* WHAT THE TASK ASKS
Transcribe the whole listing below without changing a word, but leave out every image.

* RECORDED DATA
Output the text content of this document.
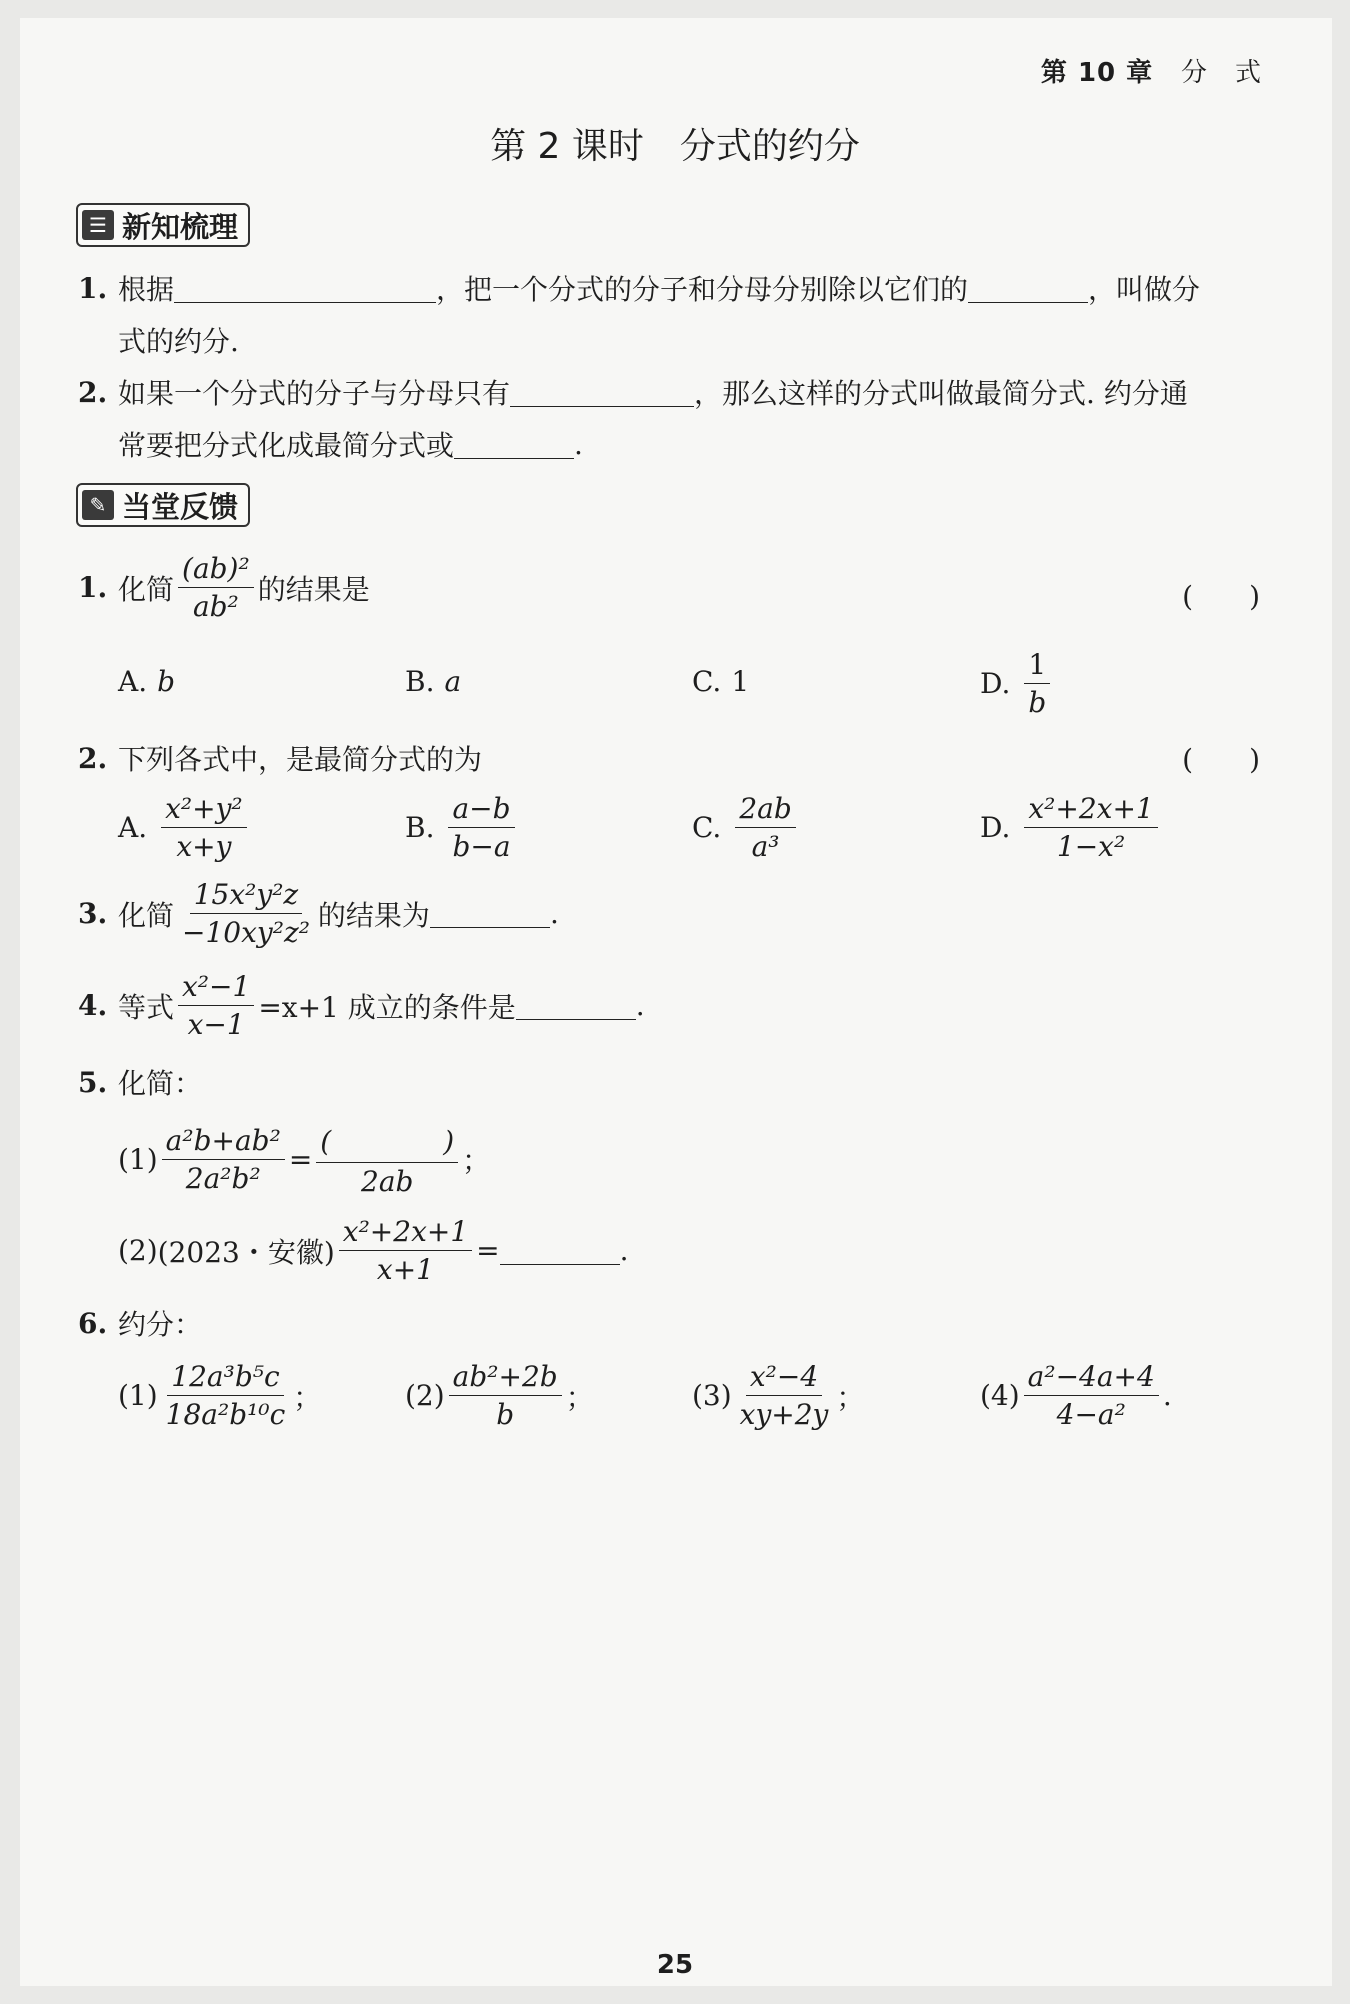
第 10 章 分　式
第 2 课时　分式的约分
☰ 新知梳理
1. 根据	，把一个分式的分子和分母分别除以它们的	，叫做分
式的约分.
2. 如果一个分式的分子与分母只有	，那么这样的分式叫做最简分式. 约分通
常要把分式化成最简分式或	.
✎ 当堂反馈
1. 化简 $\frac{\text{(ab)²}}{\text{ab²}}$ 的结果是	(　　)
A. b	B. a	C. 1	D. $\frac{1}{b}$
2. 下列各式中，是最简分式的为	(　　)
A. $\frac{\text{x²+y²}}{x+y}$	B. $\frac{a-b}{b-a}$	C. $\frac{2ab}{\text{a³}}$	D. $\frac{\text{x²+2x+1}}{\text{1−x²}}$
3. 化简 $\frac{\text{15x²y²z}}{\text{−10xy²z²}}$ 的结果为	.
4. 等式 $\frac{\text{x²−1}}{x-1} =x+1$ 成立的条件是	.
5. 化简：
$(1) \frac{\text{a²b+ab²}}{\text{2a²b²}} = \frac{( )}{2ab}$ ；
(2) (2023・安徽) $\frac{\text{x²+2x+1}}{x+1}$ =	.
6. 约分：
$(1) \frac{\text{12a³b⁵c}}{\text{18a²b¹⁰c}}$ ；	$(2) \frac{\text{ab²+2b}}{b}$ ；	$(3) \frac{\text{x²−4}}{xy+2y}$ ；	$(4) \frac{\text{a²−4a+4}}{\text{4−a²}}$ .
25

* OUTPUT
Output the text content of this document.
第 10 章 分　式
第 2 课时　分式的约分
☰ 新知梳理
1. 根据	，把一个分式的分子和分母分别除以它们的	，叫做分
式的约分.
2. 如果一个分式的分子与分母只有	，那么这样的分式叫做最简分式. 约分通
常要把分式化成最简分式或	.
✎ 当堂反馈
1. 化简 $\frac{\text{(ab)²}}{\text{ab²}}$ 的结果是	(　　)
A. b	B. a	C. 1	D. $\frac{1}{b}$
2. 下列各式中，是最简分式的为	(　　)
A. $\frac{\text{x²+y²}}{x+y}$	B. $\frac{a-b}{b-a}$	C. $\frac{2ab}{\text{a³}}$	D. $\frac{\text{x²+2x+1}}{\text{1−x²}}$
3. 化简 $\frac{\text{15x²y²z}}{\text{−10xy²z²}}$ 的结果为	.
4. 等式 $\frac{\text{x²−1}}{x-1} =x+1$ 成立的条件是	.
5. 化简：
$(1) \frac{\text{a²b+ab²}}{\text{2a²b²}} = \frac{( )}{2ab}$ ；
(2) (2023・安徽) $\frac{\text{x²+2x+1}}{x+1}$ =	.
6. 约分：
$(1) \frac{\text{12a³b⁵c}}{\text{18a²b¹⁰c}}$ ；	$(2) \frac{\text{ab²+2b}}{b}$ ；	$(3) \frac{\text{x²−4}}{xy+2y}$ ；	$(4) \frac{\text{a²−4a+4}}{\text{4−a²}}$ .
25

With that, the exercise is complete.